Work instructions: Which lines in the material below contain the word "frac"? Copy each of them.

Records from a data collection
==============================
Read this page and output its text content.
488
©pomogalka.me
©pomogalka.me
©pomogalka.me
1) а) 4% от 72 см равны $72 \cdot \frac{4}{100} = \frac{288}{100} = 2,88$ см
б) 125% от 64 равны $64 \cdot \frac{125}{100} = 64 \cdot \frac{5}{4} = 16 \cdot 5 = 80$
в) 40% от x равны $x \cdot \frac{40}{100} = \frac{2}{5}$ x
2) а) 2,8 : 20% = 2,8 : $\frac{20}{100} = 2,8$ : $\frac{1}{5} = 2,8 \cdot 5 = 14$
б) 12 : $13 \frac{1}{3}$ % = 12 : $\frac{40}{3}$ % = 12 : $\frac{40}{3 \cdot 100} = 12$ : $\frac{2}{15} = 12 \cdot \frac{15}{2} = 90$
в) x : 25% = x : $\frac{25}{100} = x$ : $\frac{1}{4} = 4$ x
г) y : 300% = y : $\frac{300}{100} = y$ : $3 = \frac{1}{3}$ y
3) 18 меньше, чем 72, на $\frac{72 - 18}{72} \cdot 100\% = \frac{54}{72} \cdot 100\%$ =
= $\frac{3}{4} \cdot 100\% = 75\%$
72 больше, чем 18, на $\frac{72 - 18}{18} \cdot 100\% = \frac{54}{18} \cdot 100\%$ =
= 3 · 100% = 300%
==============================
Written response:
1) а) 4% от 72 см равны $72 \cdot \frac{4}{100} = \frac{288}{100} = 2,88$ см
б) 125% от 64 равны $64 \cdot \frac{125}{100} = 64 \cdot \frac{5}{4} = 16 \cdot 5 = 80$
в) 40% от x равны $x \cdot \frac{40}{100} = \frac{2}{5}$ x
2) а) 2,8 : 20% = 2,8 : $\frac{20}{100} = 2,8$ : $\frac{1}{5} = 2,8 \cdot 5 = 14$
б) 12 : $13 \frac{1}{3}$ % = 12 : $\frac{40}{3}$ % = 12 : $\frac{40}{3 \cdot 100} = 12$ : $\frac{2}{15} = 12 \cdot \frac{15}{2} = 90$
в) x : 25% = x : $\frac{25}{100} = x$ : $\frac{1}{4} = 4$ x
г) y : 300% = y : $\frac{300}{100} = y$ : $3 = \frac{1}{3}$ y
3) 18 меньше, чем 72, на $\frac{72 - 18}{72} \cdot 100\% = \frac{54}{72} \cdot 100\%$ =
= $\frac{3}{4} \cdot 100\% = 75\%$
72 больше, чем 18, на $\frac{72 - 18}{18} \cdot 100\% = \frac{54}{18} \cdot 100\%$ =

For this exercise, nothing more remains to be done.